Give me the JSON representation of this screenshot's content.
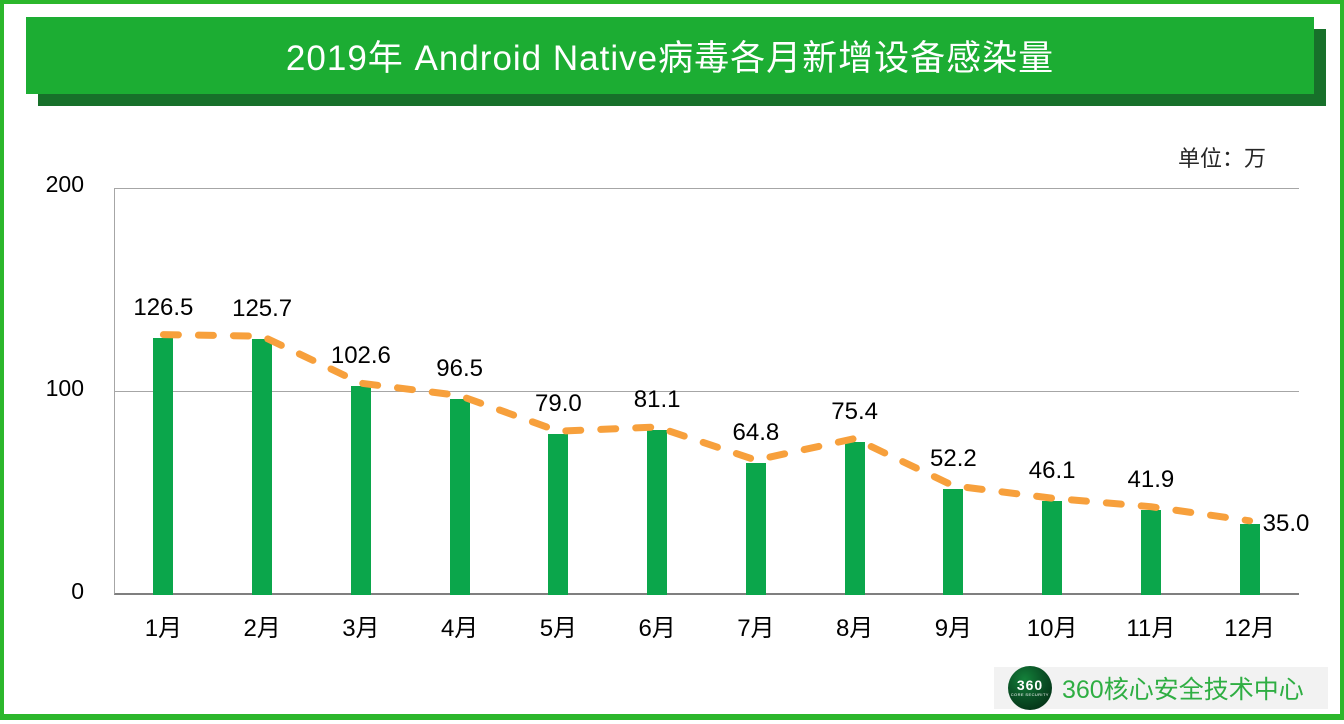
{
  "header": {
    "title": "2019年 Android Native病毒各月新增设备感染量"
  },
  "chart_data": {
    "type": "bar",
    "title": "2019年 Android Native病毒各月新增设备感染量",
    "unit_label": "单位：万",
    "categories": [
      "1月",
      "2月",
      "3月",
      "4月",
      "5月",
      "6月",
      "7月",
      "8月",
      "9月",
      "10月",
      "11月",
      "12月"
    ],
    "values": [
      126.5,
      125.7,
      102.6,
      96.5,
      79.0,
      81.1,
      64.8,
      75.4,
      52.2,
      46.1,
      41.9,
      35.0
    ],
    "value_labels": [
      "126.5",
      "125.7",
      "102.6",
      "96.5",
      "79.0",
      "81.1",
      "64.8",
      "75.4",
      "52.2",
      "46.1",
      "41.9",
      "35.0"
    ],
    "overlay_line": {
      "type": "line",
      "style": "dashed",
      "values_same_as_bars": true
    },
    "ylabel": "",
    "xlabel": "",
    "ylim": [
      0,
      200
    ],
    "yticks": [
      "0",
      "100",
      "200"
    ],
    "grid": "horizontal gridlines at 100 and 200, open right side",
    "legend": "none",
    "colors": {
      "bar": "#0BA64B",
      "line": "#F7A03C",
      "gridline": "#A6A6A6",
      "axis": "#7F7F7F"
    }
  },
  "theme": {
    "banner_green": "#1CAD33",
    "banner_shadow_green": "#17702A",
    "page_border_green": "#2CB72C",
    "footer_bg": "#F2F2F2",
    "footer_text_green": "#2FAE43"
  },
  "footer": {
    "text": "360核心安全技术中心",
    "logo": {
      "text": "360",
      "subtext": "CORE SECURITY"
    }
  }
}
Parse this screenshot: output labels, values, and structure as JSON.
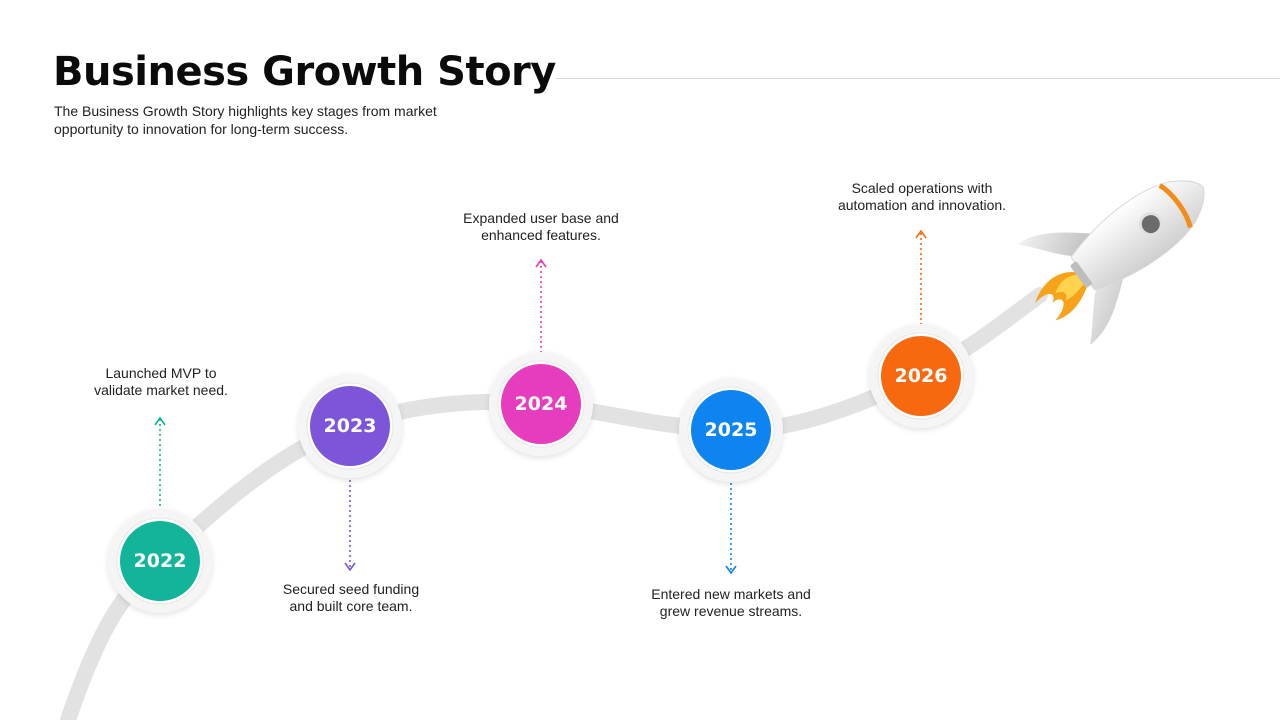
{
  "header": {
    "title": "Business Growth Story",
    "subtitle": "The Business Growth Story highlights key stages from market opportunity to innovation for long-term success."
  },
  "milestones": [
    {
      "year": "2022",
      "text": "Launched MVP to\nvalidate market need.",
      "color": "#12b59a",
      "direction": "up"
    },
    {
      "year": "2023",
      "text": "Secured seed funding\nand built core team.",
      "color": "#7c55d9",
      "direction": "down"
    },
    {
      "year": "2024",
      "text": "Expanded user base and\nenhanced features.",
      "color": "#e63cbe",
      "direction": "up"
    },
    {
      "year": "2025",
      "text": "Entered new markets and\ngrew revenue streams.",
      "color": "#0d84f0",
      "direction": "down"
    },
    {
      "year": "2026",
      "text": "Scaled operations with\nautomation and innovation.",
      "color": "#f7680f",
      "direction": "up"
    }
  ],
  "decor": {
    "track_color": "#e2e2e2",
    "rocket_icon": "rocket-icon",
    "rocket_body_color": "#e9e9e9",
    "rocket_accent_color": "#f28c1b"
  }
}
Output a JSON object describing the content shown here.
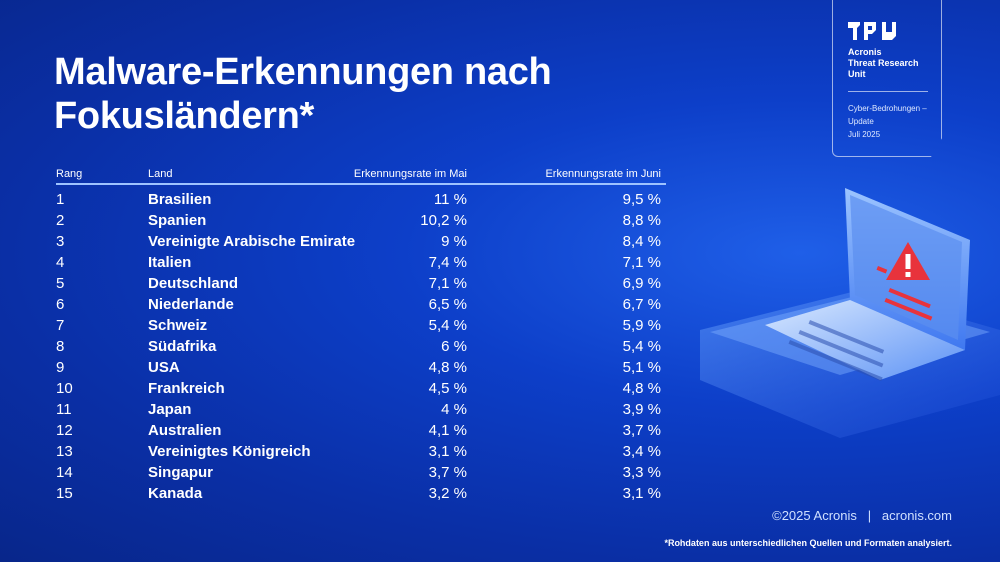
{
  "title": {
    "line1": "Malware-Erkennungen nach",
    "line2": "Fokusländern*"
  },
  "badge": {
    "logo_icon": "tru-logo-icon",
    "unit_line1": "Acronis",
    "unit_line2": "Threat Research",
    "unit_line3": "Unit",
    "update_line1": "Cyber-Bedrohungen –",
    "update_line2": "Update",
    "update_line3": "Juli 2025"
  },
  "table": {
    "headers": {
      "rang": "Rang",
      "land": "Land",
      "mai": "Erkennungsrate im Mai",
      "juni": "Erkennungsrate im Juni"
    },
    "rows": [
      {
        "rang": "1",
        "land": "Brasilien",
        "mai": "11 %",
        "juni": "9,5 %"
      },
      {
        "rang": "2",
        "land": "Spanien",
        "mai": "10,2 %",
        "juni": "8,8 %"
      },
      {
        "rang": "3",
        "land": "Vereinigte Arabische Emirate",
        "mai": "9 %",
        "juni": "8,4 %"
      },
      {
        "rang": "4",
        "land": "Italien",
        "mai": "7,4 %",
        "juni": "7,1 %"
      },
      {
        "rang": "5",
        "land": "Deutschland",
        "mai": "7,1 %",
        "juni": "6,9 %"
      },
      {
        "rang": "6",
        "land": "Niederlande",
        "mai": "6,5 %",
        "juni": "6,7 %"
      },
      {
        "rang": "7",
        "land": "Schweiz",
        "mai": "5,4 %",
        "juni": "5,9 %"
      },
      {
        "rang": "8",
        "land": "Südafrika",
        "mai": "6 %",
        "juni": "5,4 %"
      },
      {
        "rang": "9",
        "land": "USA",
        "mai": "4,8 %",
        "juni": "5,1 %"
      },
      {
        "rang": "10",
        "land": "Frankreich",
        "mai": "4,5 %",
        "juni": "4,8 %"
      },
      {
        "rang": "11",
        "land": "Japan",
        "mai": "4 %",
        "juni": "3,9 %"
      },
      {
        "rang": "12",
        "land": "Australien",
        "mai": "4,1 %",
        "juni": "3,7 %"
      },
      {
        "rang": "13",
        "land": "Vereinigtes Königreich",
        "mai": "3,1 %",
        "juni": "3,4 %"
      },
      {
        "rang": "14",
        "land": "Singapur",
        "mai": "3,7 %",
        "juni": "3,3 %"
      },
      {
        "rang": "15",
        "land": "Kanada",
        "mai": "3,2 %",
        "juni": "3,1 %"
      }
    ]
  },
  "illustration": {
    "icon": "laptop-warning-icon",
    "accent": "#e8333c"
  },
  "footer": {
    "copyright": "©2025 Acronis   |   acronis.com",
    "footnote": "*Rohdaten aus unterschiedlichen Quellen und Formaten analysiert."
  }
}
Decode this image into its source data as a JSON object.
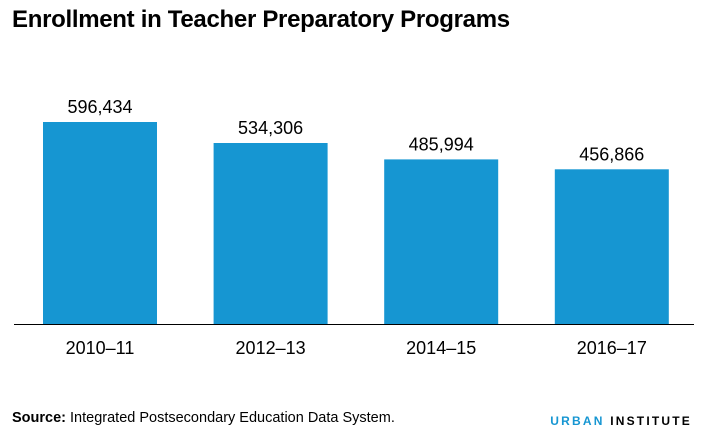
{
  "chart_data": {
    "type": "bar",
    "title": "Enrollment in Teacher Preparatory Programs",
    "categories": [
      "2010–11",
      "2012–13",
      "2014–15",
      "2016–17"
    ],
    "values": [
      596434,
      534306,
      485994,
      456866
    ],
    "value_labels": [
      "596,434",
      "534,306",
      "485,994",
      "456,866"
    ],
    "xlabel": "",
    "ylabel": "",
    "ylim": [
      0,
      596434
    ],
    "grid": false,
    "legend": "none",
    "bar_color": "#1696d2"
  },
  "footer": {
    "source_label": "Source:",
    "source_text": " Integrated Postsecondary Education Data System."
  },
  "logo": {
    "part1": "URBAN",
    "part2": "INSTITUTE",
    "accent_color": "#1696d2"
  }
}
■ ■ ■ ■ ■
- **WORK TO BE COMPLETED**: Quote each record exactly as it stands, minus the pictures.

- **REPLY TO THE TASK**:
Give me the JSON representation of this screenshot's content.
{
  "header": {
    "title": "2019年 Android Native病毒各月新增设备感染量"
  },
  "chart_data": {
    "type": "bar",
    "title": "2019年 Android Native病毒各月新增设备感染量",
    "unit_label": "单位：万",
    "categories": [
      "1月",
      "2月",
      "3月",
      "4月",
      "5月",
      "6月",
      "7月",
      "8月",
      "9月",
      "10月",
      "11月",
      "12月"
    ],
    "values": [
      126.5,
      125.7,
      102.6,
      96.5,
      79.0,
      81.1,
      64.8,
      75.4,
      52.2,
      46.1,
      41.9,
      35.0
    ],
    "value_labels": [
      "126.5",
      "125.7",
      "102.6",
      "96.5",
      "79.0",
      "81.1",
      "64.8",
      "75.4",
      "52.2",
      "46.1",
      "41.9",
      "35.0"
    ],
    "overlay_line": {
      "type": "line",
      "style": "dashed",
      "values_same_as_bars": true
    },
    "ylabel": "",
    "xlabel": "",
    "ylim": [
      0,
      200
    ],
    "yticks": [
      "0",
      "100",
      "200"
    ],
    "grid": "horizontal gridlines at 100 and 200, open right side",
    "legend": "none",
    "colors": {
      "bar": "#0BA64B",
      "line": "#F7A03C",
      "gridline": "#A6A6A6",
      "axis": "#7F7F7F"
    }
  },
  "theme": {
    "banner_green": "#1CAD33",
    "banner_shadow_green": "#17702A",
    "page_border_green": "#2CB72C",
    "footer_bg": "#F2F2F2",
    "footer_text_green": "#2FAE43"
  },
  "footer": {
    "text": "360核心安全技术中心",
    "logo": {
      "text": "360",
      "subtext": "CORE SECURITY"
    }
  }
}
Parse this screenshot: output labels, values, and structure as JSON.
{
  "header": {
    "title": "Business Growth Story",
    "subtitle": "The Business Growth Story highlights key stages from market opportunity to innovation for long-term success."
  },
  "milestones": [
    {
      "year": "2022",
      "text": "Launched MVP to\nvalidate market need.",
      "color": "#12b59a",
      "direction": "up"
    },
    {
      "year": "2023",
      "text": "Secured seed funding\nand built core team.",
      "color": "#7c55d9",
      "direction": "down"
    },
    {
      "year": "2024",
      "text": "Expanded user base and\nenhanced features.",
      "color": "#e63cbe",
      "direction": "up"
    },
    {
      "year": "2025",
      "text": "Entered new markets and\ngrew revenue streams.",
      "color": "#0d84f0",
      "direction": "down"
    },
    {
      "year": "2026",
      "text": "Scaled operations with\nautomation and innovation.",
      "color": "#f7680f",
      "direction": "up"
    }
  ],
  "decor": {
    "track_color": "#e2e2e2",
    "rocket_icon": "rocket-icon",
    "rocket_body_color": "#e9e9e9",
    "rocket_accent_color": "#f28c1b"
  }
}
Output a JSON object describing the content shown here.
{
  "title": {
    "line1": "Malware-Erkennungen nach",
    "line2": "Fokusländern*"
  },
  "badge": {
    "logo_icon": "tru-logo-icon",
    "unit_line1": "Acronis",
    "unit_line2": "Threat Research",
    "unit_line3": "Unit",
    "update_line1": "Cyber-Bedrohungen –",
    "update_line2": "Update",
    "update_line3": "Juli 2025"
  },
  "table": {
    "headers": {
      "rang": "Rang",
      "land": "Land",
      "mai": "Erkennungsrate im Mai",
      "juni": "Erkennungsrate im Juni"
    },
    "rows": [
      {
        "rang": "1",
        "land": "Brasilien",
        "mai": "11 %",
        "juni": "9,5 %"
      },
      {
        "rang": "2",
        "land": "Spanien",
        "mai": "10,2 %",
        "juni": "8,8 %"
      },
      {
        "rang": "3",
        "land": "Vereinigte Arabische Emirate",
        "mai": "9 %",
        "juni": "8,4 %"
      },
      {
        "rang": "4",
        "land": "Italien",
        "mai": "7,4 %",
        "juni": "7,1 %"
      },
      {
        "rang": "5",
        "land": "Deutschland",
        "mai": "7,1 %",
        "juni": "6,9 %"
      },
      {
        "rang": "6",
        "land": "Niederlande",
        "mai": "6,5 %",
        "juni": "6,7 %"
      },
      {
        "rang": "7",
        "land": "Schweiz",
        "mai": "5,4 %",
        "juni": "5,9 %"
      },
      {
        "rang": "8",
        "land": "Südafrika",
        "mai": "6 %",
        "juni": "5,4 %"
      },
      {
        "rang": "9",
        "land": "USA",
        "mai": "4,8 %",
        "juni": "5,1 %"
      },
      {
        "rang": "10",
        "land": "Frankreich",
        "mai": "4,5 %",
        "juni": "4,8 %"
      },
      {
        "rang": "11",
        "land": "Japan",
        "mai": "4 %",
        "juni": "3,9 %"
      },
      {
        "rang": "12",
        "land": "Australien",
        "mai": "4,1 %",
        "juni": "3,7 %"
      },
      {
        "rang": "13",
        "land": "Vereinigtes Königreich",
        "mai": "3,1 %",
        "juni": "3,4 %"
      },
      {
        "rang": "14",
        "land": "Singapur",
        "mai": "3,7 %",
        "juni": "3,3 %"
      },
      {
        "rang": "15",
        "land": "Kanada",
        "mai": "3,2 %",
        "juni": "3,1 %"
      }
    ]
  },
  "illustration": {
    "icon": "laptop-warning-icon",
    "accent": "#e8333c"
  },
  "footer": {
    "copyright": "©2025 Acronis   |   acronis.com",
    "footnote": "*Rohdaten aus unterschiedlichen Quellen und Formaten analysiert."
  }
}
Decode this image into its source data as a JSON object.
{
  "chart_data": {
    "type": "bar",
    "title": "Enrollment in Teacher Preparatory Programs",
    "categories": [
      "2010–11",
      "2012–13",
      "2014–15",
      "2016–17"
    ],
    "values": [
      596434,
      534306,
      485994,
      456866
    ],
    "value_labels": [
      "596,434",
      "534,306",
      "485,994",
      "456,866"
    ],
    "xlabel": "",
    "ylabel": "",
    "ylim": [
      0,
      596434
    ],
    "grid": false,
    "legend": "none",
    "bar_color": "#1696d2"
  },
  "footer": {
    "source_label": "Source:",
    "source_text": " Integrated Postsecondary Education Data System."
  },
  "logo": {
    "part1": "URBAN",
    "part2": "INSTITUTE",
    "accent_color": "#1696d2"
  }
}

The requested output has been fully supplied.